__The request__:
Output the full listing below exactly as it reads, and skip anything that is a picture.
━━━━━ Material shown
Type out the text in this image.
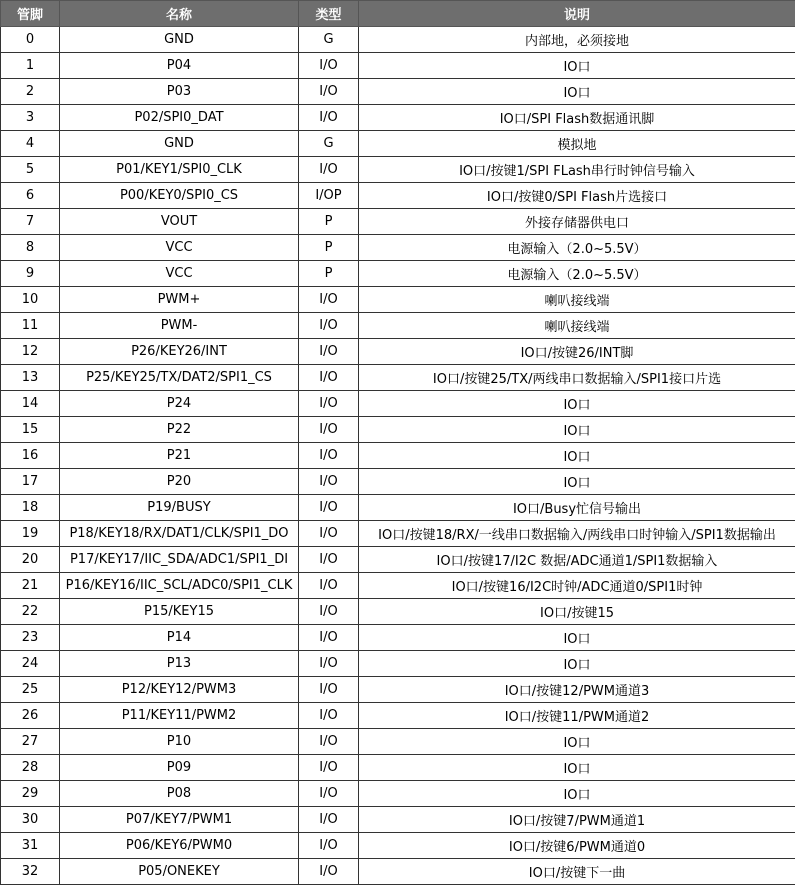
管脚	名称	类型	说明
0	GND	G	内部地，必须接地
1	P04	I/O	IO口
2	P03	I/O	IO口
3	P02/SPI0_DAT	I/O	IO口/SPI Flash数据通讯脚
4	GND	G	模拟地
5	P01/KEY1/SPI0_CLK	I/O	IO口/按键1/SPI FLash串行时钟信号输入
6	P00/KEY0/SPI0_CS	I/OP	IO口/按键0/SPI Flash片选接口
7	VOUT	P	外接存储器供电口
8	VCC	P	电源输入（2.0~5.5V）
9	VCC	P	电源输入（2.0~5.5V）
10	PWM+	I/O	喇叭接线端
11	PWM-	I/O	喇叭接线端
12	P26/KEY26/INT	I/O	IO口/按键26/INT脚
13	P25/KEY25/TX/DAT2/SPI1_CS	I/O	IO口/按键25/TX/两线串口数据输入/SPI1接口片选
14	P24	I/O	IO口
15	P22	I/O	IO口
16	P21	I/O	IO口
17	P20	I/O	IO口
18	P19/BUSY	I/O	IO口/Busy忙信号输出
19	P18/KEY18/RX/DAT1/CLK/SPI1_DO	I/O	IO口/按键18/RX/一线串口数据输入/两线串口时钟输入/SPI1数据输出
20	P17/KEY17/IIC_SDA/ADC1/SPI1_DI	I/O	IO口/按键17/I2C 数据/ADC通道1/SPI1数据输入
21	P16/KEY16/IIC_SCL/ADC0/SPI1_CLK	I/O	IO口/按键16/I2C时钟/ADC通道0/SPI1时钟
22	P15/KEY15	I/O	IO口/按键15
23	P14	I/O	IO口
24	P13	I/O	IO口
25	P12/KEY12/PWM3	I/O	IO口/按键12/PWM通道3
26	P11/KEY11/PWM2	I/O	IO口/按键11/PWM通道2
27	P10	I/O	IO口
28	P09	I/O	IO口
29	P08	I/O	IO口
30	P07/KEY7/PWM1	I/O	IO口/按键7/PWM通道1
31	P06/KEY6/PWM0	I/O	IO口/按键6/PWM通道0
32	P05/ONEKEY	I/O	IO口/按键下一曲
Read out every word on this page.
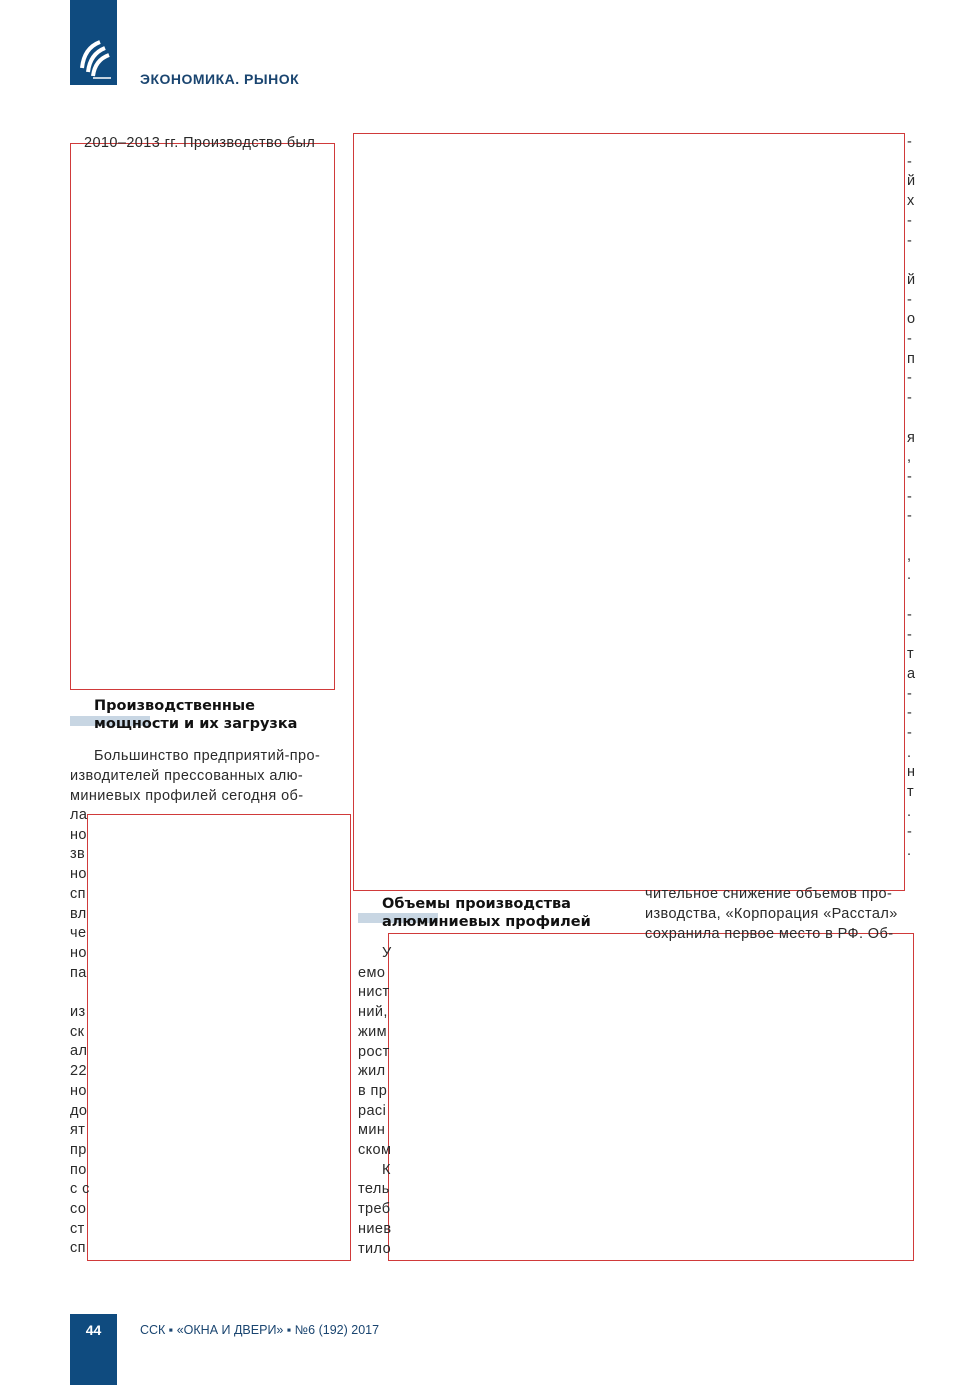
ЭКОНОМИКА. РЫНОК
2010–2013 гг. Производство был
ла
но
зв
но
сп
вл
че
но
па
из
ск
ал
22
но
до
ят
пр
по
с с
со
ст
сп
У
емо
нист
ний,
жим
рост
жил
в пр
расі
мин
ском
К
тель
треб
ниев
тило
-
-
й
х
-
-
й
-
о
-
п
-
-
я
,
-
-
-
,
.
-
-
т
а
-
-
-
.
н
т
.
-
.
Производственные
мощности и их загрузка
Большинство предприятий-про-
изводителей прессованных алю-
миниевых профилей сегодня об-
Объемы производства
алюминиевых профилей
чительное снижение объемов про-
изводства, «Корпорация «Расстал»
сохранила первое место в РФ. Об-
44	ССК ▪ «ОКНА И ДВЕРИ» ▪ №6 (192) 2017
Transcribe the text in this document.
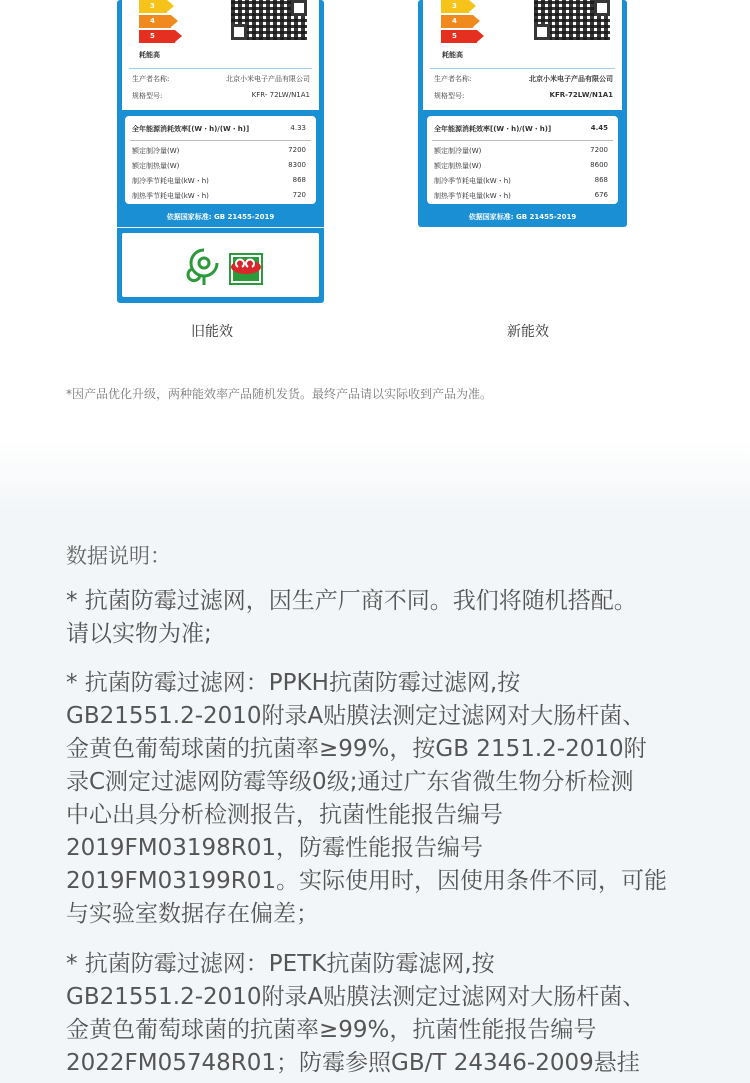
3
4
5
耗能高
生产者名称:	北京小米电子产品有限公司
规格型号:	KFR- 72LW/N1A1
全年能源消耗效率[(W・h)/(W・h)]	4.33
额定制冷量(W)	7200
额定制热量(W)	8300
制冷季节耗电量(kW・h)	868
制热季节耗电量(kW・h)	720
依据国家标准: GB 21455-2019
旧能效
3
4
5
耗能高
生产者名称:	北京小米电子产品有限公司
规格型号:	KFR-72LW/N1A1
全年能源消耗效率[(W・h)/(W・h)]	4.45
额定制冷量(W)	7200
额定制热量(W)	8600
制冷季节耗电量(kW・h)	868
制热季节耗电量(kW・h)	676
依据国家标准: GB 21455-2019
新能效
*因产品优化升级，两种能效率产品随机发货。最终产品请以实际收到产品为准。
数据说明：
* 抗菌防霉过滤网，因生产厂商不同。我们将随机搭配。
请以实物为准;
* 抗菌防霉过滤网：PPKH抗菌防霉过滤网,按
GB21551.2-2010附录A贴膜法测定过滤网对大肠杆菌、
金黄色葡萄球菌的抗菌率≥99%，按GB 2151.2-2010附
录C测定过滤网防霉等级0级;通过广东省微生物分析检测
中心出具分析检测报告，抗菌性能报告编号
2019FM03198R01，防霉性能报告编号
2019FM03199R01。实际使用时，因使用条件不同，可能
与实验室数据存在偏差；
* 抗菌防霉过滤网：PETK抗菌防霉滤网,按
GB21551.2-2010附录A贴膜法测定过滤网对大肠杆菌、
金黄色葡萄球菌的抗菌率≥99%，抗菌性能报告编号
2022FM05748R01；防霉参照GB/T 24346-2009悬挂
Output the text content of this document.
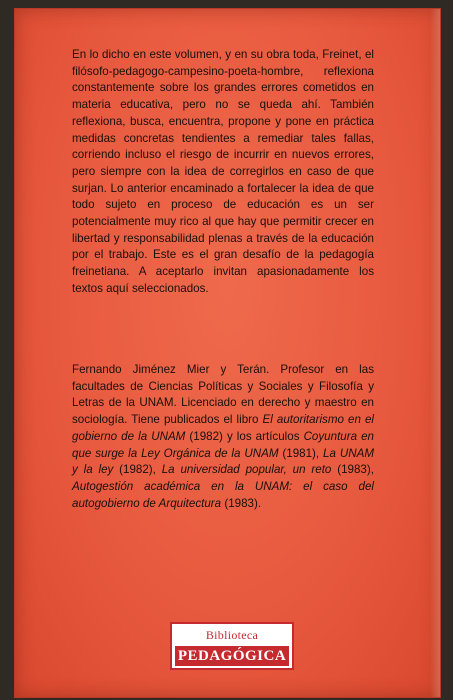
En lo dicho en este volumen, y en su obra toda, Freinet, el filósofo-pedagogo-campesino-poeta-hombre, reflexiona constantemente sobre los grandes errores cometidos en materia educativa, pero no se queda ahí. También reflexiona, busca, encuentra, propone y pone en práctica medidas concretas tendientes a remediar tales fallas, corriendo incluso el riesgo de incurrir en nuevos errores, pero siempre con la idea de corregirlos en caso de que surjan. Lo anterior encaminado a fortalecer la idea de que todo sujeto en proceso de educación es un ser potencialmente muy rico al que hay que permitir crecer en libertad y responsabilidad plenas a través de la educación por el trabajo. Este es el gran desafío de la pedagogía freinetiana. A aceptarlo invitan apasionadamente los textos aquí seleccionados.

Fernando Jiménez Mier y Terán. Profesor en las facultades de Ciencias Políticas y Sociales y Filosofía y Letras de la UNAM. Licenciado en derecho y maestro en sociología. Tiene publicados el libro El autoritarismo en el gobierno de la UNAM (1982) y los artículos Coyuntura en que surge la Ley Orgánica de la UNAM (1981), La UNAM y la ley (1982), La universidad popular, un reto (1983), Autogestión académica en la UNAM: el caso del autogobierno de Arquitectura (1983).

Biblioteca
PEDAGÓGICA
━━━━━━━━━━
__Reply__:
Type out the text in this image.
管脚	名称	类型	说明
0	GND	G	内部地，必须接地
1	P04	I/O	IO口
2	P03	I/O	IO口
3	P02/SPI0_DAT	I/O	IO口/SPI Flash数据通讯脚
4	GND	G	模拟地
5	P01/KEY1/SPI0_CLK	I/O	IO口/按键1/SPI FLash串行时钟信号输入
6	P00/KEY0/SPI0_CS	I/OP	IO口/按键0/SPI Flash片选接口
7	VOUT	P	外接存储器供电口
8	VCC	P	电源输入（2.0~5.5V）
9	VCC	P	电源输入（2.0~5.5V）
10	PWM+	I/O	喇叭接线端
11	PWM-	I/O	喇叭接线端
12	P26/KEY26/INT	I/O	IO口/按键26/INT脚
13	P25/KEY25/TX/DAT2/SPI1_CS	I/O	IO口/按键25/TX/两线串口数据输入/SPI1接口片选
14	P24	I/O	IO口
15	P22	I/O	IO口
16	P21	I/O	IO口
17	P20	I/O	IO口
18	P19/BUSY	I/O	IO口/Busy忙信号输出
19	P18/KEY18/RX/DAT1/CLK/SPI1_DO	I/O	IO口/按键18/RX/一线串口数据输入/两线串口时钟输入/SPI1数据输出
20	P17/KEY17/IIC_SDA/ADC1/SPI1_DI	I/O	IO口/按键17/I2C 数据/ADC通道1/SPI1数据输入
21	P16/KEY16/IIC_SCL/ADC0/SPI1_CLK	I/O	IO口/按键16/I2C时钟/ADC通道0/SPI1时钟
22	P15/KEY15	I/O	IO口/按键15
23	P14	I/O	IO口
24	P13	I/O	IO口
25	P12/KEY12/PWM3	I/O	IO口/按键12/PWM通道3
26	P11/KEY11/PWM2	I/O	IO口/按键11/PWM通道2
27	P10	I/O	IO口
28	P09	I/O	IO口
29	P08	I/O	IO口
30	P07/KEY7/PWM1	I/O	IO口/按键7/PWM通道1
31	P06/KEY6/PWM0	I/O	IO口/按键6/PWM通道0
32	P05/ONEKEY	I/O	IO口/按键下一曲
Read out every word on this page.
ЭКОНОМИКА. РЫНОК
2010–2013 гг. Производство был
ла
но
зв
но
сп
вл
че
но
па
из
ск
ал
22
но
до
ят
пр
по
с с
со
ст
сп
У
емо
нист
ний,
жим
рост
жил
в пр
расі
мин
ском
К
тель
треб
ниев
тило
-
-
й
х
-
-
й
-
о
-
п
-
-
я
,
-
-
-
,
.
-
-
т
а
-
-
-
.
н
т
.
-
.
Производственные
мощности и их загрузка
Большинство предприятий-про-
изводителей прессованных алю-
миниевых профилей сегодня об-
Объемы производства
алюминиевых профилей
чительное снижение объемов про-
изводства, «Корпорация «Расстал»
сохранила первое место в РФ. Об-
44	ССК ▪ «ОКНА И ДВЕРИ» ▪ №6 (192) 2017
Transcribe the text in this document.
3
4
5
耗能高
生产者名称:	北京小米电子产品有限公司
规格型号:	KFR- 72LW/N1A1
全年能源消耗效率[(W・h)/(W・h)]	4.33
额定制冷量(W)	7200
额定制热量(W)	8300
制冷季节耗电量(kW・h)	868
制热季节耗电量(kW・h)	720
依据国家标准: GB 21455-2019
旧能效
3
4
5
耗能高
生产者名称:	北京小米电子产品有限公司
规格型号:	KFR-72LW/N1A1
全年能源消耗效率[(W・h)/(W・h)]	4.45
额定制冷量(W)	7200
额定制热量(W)	8600
制冷季节耗电量(kW・h)	868
制热季节耗电量(kW・h)	676
依据国家标准: GB 21455-2019
新能效
*因产品优化升级，两种能效率产品随机发货。最终产品请以实际收到产品为准。
数据说明：
* 抗菌防霉过滤网，因生产厂商不同。我们将随机搭配。
请以实物为准;
* 抗菌防霉过滤网：PPKH抗菌防霉过滤网,按
GB21551.2-2010附录A贴膜法测定过滤网对大肠杆菌、
金黄色葡萄球菌的抗菌率≥99%，按GB 2151.2-2010附
录C测定过滤网防霉等级0级;通过广东省微生物分析检测
中心出具分析检测报告，抗菌性能报告编号
2019FM03198R01，防霉性能报告编号
2019FM03199R01。实际使用时，因使用条件不同，可能
与实验室数据存在偏差；
* 抗菌防霉过滤网：PETK抗菌防霉滤网,按
GB21551.2-2010附录A贴膜法测定过滤网对大肠杆菌、
金黄色葡萄球菌的抗菌率≥99%，抗菌性能报告编号
2022FM05748R01；防霉参照GB/T 24346-2009悬挂
Output the text content of this document.
En lo dicho en este volumen, y en su obra toda, Freinet, el filósofo-pedagogo-campesino-poeta-hombre, reflexiona constantemente sobre los grandes errores cometidos en materia educativa, pero no se queda ahí. También reflexiona, busca, encuentra, propone y pone en práctica medidas concretas tendientes a remediar tales fallas, corriendo incluso el riesgo de incurrir en nuevos errores, pero siempre con la idea de corregirlos en caso de que surjan. Lo anterior encaminado a fortalecer la idea de que todo sujeto en proceso de educación es un ser potencialmente muy rico al que hay que permitir crecer en libertad y responsabilidad plenas a través de la educación por el trabajo. Este es el gran desafío de la pedagogía freinetiana. A aceptarlo invitan apasionadamente los textos aquí seleccionados.

Fernando Jiménez Mier y Terán. Profesor en las facultades de Ciencias Políticas y Sociales y Filosofía y Letras de la UNAM. Licenciado en derecho y maestro en sociología. Tiene publicados el libro El autoritarismo en el gobierno de la UNAM (1982) y los artículos Coyuntura en que surge la Ley Orgánica de la UNAM (1981), La UNAM y la ley (1982), La universidad popular, un reto (1983), Autogestión académica en la UNAM: el caso del autogobierno de Arquitectura (1983).

Biblioteca
PEDAGÓGICA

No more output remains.